# Speed Camera Flash Under Speed Limit



## varun8778 (Sep 8, 2017)

Hi Guys,

Today I was driving on the elevated Financial St. towards Al Khail Road Exit, Burj Khalifa was on my right, I was on 95 KM/H on a road of 80 KM/H, I got flashed and now I am curious if this will result in a fine or not. Ideally keeping the 20 KM/H grace limit into account, I should not be flashed.

Has anyone else also experienced this on the same road?

Thanks
Varun


----------



## The Rascal (Aug 6, 2014)

Go to the police website and input your car plate - it will tell you.


----------



## Chocoholic (Oct 29, 2012)

I thought the speed limit on that road was lower than 80? Anyway, 'some' speed cameras on certain roads have now bee set to give a 'friendly flash' when a driver is about to go over the limit. You won't get a ticket, but it's a reminder to stay within the speed limits.

https://www.khaleejtimes.com/nation/dubai/latest-list-of-speed-limits-on-dubai-roads


----------



## The Rascal (Aug 6, 2014)

Weirdly enough, you knew the speed limit was 80, so why didn't you abide by it snowflake?

I really hope the 20km/h "allowance" is removed and people are forced to slow down.


----------



## rsinner (Feb 3, 2009)

The Rascal said:


> Weirdly enough, you knew the speed limit was 80, so why didn't you abide by it snowflake?
> 
> I really hope the 20km/h "allowance" is removed and people are forced to slow down.


As long as the allowance is given and is legal, the speed limit is 100 kmph.


----------



## The Rascal (Aug 6, 2014)

rsinner said:


> As long as the allowance is given and is legal, the speed limit is 100 kmph.


No, the speed limit is 80.

Yours is precisely the attitude I despise.


----------



## Sunder (Mar 11, 2014)

The Rascal said:


> Weirdly enough, you knew the speed limit was 80, so why didn't you abide by it snowflake?
> 
> I really hope the 20km/h "allowance" is removed and people are forced to slow down.


I hope the allowance is not removed but reduced to 5-7Km/hr rather than 20.


----------



## imac (Oct 14, 2012)

The Rascal said:


> No, the speed limit is 80...


its posted both ways... i see signs all over e10/11 where they have 120 in the red circle, and then explicitly say *maximum* speed limit is 140...

im with rsinner... its legal and you can do 100 on that road...

despise away...


----------



## rsinner (Feb 3, 2009)

The Rascal said:


> No, the speed limit is 80.
> 
> Yours is precisely the attitude I despise.


You can despise, but cannot change the fact. Just stay away from the left lane and move to the right most lane which is free.

_Instruction_: Render into French the following sentence from the forum thread on speed camera flashes: "You won't get a ticket, but it's a reminder to stay within the speed limits."

Items from a data source:
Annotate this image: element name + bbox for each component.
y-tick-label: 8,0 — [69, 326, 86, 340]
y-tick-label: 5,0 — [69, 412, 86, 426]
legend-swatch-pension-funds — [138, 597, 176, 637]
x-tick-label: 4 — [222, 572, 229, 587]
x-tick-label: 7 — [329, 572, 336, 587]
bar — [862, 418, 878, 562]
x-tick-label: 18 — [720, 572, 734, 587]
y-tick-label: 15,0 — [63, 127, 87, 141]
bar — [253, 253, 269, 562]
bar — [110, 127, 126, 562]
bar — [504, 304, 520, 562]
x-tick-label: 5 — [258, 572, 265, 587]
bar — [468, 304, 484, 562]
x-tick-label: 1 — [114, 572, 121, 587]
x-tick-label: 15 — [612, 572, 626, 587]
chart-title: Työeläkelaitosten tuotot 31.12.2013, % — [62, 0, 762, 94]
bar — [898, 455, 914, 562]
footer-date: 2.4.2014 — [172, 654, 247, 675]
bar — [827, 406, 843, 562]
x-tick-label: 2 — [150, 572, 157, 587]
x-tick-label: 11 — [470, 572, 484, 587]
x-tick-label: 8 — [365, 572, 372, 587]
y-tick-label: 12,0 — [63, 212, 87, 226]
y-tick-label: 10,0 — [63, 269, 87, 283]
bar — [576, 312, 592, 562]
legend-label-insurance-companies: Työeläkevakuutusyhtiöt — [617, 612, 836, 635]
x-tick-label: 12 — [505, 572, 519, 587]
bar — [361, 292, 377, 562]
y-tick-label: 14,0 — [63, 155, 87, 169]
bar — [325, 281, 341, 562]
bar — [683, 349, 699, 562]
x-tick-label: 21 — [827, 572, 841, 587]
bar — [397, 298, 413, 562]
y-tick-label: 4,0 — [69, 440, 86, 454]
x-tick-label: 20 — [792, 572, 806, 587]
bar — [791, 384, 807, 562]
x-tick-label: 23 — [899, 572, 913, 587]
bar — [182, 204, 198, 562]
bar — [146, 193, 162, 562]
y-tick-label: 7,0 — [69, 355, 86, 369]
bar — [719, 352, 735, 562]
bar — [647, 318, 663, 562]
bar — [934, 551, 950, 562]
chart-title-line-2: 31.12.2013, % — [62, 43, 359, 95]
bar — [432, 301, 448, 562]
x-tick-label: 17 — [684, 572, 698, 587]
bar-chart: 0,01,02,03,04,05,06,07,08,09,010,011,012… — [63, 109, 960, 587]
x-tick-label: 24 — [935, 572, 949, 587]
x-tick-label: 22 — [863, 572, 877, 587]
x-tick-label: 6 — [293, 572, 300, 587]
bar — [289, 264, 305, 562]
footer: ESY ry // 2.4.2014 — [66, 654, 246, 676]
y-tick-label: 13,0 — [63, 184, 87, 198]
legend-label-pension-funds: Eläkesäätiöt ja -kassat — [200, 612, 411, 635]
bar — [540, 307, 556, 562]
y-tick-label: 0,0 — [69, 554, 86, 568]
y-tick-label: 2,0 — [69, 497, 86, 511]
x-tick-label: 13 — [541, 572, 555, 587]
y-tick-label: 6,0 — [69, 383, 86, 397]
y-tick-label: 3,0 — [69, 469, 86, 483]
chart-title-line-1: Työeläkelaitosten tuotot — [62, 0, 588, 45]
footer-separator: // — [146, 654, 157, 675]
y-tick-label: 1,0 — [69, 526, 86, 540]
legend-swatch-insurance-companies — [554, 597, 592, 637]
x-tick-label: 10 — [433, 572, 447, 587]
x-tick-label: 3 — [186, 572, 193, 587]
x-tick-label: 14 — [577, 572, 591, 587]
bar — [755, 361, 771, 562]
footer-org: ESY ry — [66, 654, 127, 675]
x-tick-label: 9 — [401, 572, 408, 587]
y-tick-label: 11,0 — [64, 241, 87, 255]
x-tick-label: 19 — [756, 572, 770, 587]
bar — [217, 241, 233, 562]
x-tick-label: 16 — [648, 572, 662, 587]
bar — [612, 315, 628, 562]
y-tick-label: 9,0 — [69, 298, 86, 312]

...

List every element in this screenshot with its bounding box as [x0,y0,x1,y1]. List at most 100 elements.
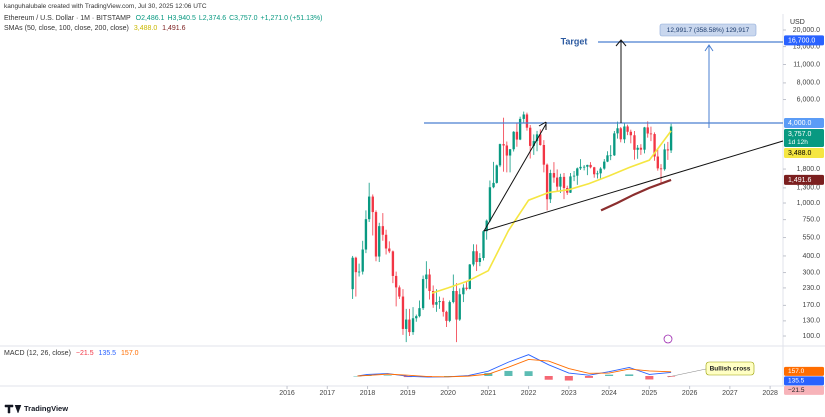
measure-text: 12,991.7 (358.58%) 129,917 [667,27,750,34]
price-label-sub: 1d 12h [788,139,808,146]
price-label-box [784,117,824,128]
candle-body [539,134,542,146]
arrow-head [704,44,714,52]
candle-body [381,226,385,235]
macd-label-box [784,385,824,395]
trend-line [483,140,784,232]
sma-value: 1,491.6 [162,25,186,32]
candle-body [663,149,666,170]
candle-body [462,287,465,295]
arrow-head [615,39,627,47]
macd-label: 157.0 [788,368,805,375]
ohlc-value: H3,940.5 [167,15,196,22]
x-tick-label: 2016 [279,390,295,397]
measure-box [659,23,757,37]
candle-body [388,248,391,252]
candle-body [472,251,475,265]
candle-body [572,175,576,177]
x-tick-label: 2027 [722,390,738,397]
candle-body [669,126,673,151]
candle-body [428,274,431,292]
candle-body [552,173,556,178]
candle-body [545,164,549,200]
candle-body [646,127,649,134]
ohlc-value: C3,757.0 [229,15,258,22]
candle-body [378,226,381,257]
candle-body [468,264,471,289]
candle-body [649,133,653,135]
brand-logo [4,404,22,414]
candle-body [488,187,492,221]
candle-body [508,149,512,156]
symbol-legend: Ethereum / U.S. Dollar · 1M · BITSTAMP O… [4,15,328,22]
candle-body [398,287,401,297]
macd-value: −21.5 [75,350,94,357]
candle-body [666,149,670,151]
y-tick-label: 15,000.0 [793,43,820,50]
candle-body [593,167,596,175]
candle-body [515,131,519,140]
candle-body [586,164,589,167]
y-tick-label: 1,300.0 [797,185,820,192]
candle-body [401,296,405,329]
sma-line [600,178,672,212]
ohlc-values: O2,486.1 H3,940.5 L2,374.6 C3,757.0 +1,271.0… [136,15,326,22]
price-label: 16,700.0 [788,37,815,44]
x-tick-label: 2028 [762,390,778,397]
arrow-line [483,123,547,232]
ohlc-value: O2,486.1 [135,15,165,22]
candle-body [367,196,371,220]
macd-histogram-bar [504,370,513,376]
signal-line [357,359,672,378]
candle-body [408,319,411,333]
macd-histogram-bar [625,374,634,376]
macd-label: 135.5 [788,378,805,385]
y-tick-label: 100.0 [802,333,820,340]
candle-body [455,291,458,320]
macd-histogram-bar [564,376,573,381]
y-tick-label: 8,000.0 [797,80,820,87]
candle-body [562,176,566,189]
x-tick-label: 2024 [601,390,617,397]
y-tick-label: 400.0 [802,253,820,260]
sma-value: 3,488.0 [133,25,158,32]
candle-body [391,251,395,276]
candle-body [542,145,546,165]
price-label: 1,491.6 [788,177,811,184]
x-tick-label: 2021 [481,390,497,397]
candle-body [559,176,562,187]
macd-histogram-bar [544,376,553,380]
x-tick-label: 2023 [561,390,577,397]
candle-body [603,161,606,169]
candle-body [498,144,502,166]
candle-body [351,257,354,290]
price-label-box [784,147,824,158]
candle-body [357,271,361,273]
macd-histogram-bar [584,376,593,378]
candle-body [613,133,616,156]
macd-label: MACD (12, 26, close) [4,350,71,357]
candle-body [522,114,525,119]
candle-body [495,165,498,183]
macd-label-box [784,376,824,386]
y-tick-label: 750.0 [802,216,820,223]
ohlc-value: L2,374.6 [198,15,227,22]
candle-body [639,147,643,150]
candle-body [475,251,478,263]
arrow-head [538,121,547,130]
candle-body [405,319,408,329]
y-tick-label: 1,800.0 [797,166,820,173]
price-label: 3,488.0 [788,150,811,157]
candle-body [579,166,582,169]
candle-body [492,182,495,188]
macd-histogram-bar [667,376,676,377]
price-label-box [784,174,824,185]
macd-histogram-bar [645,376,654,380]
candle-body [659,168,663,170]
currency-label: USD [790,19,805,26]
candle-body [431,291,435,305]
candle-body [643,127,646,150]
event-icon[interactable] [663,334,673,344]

_Task response_: Vous ne recevrez pas d'amende, mais c'est un rappel pour respecter les limitations de vitesse.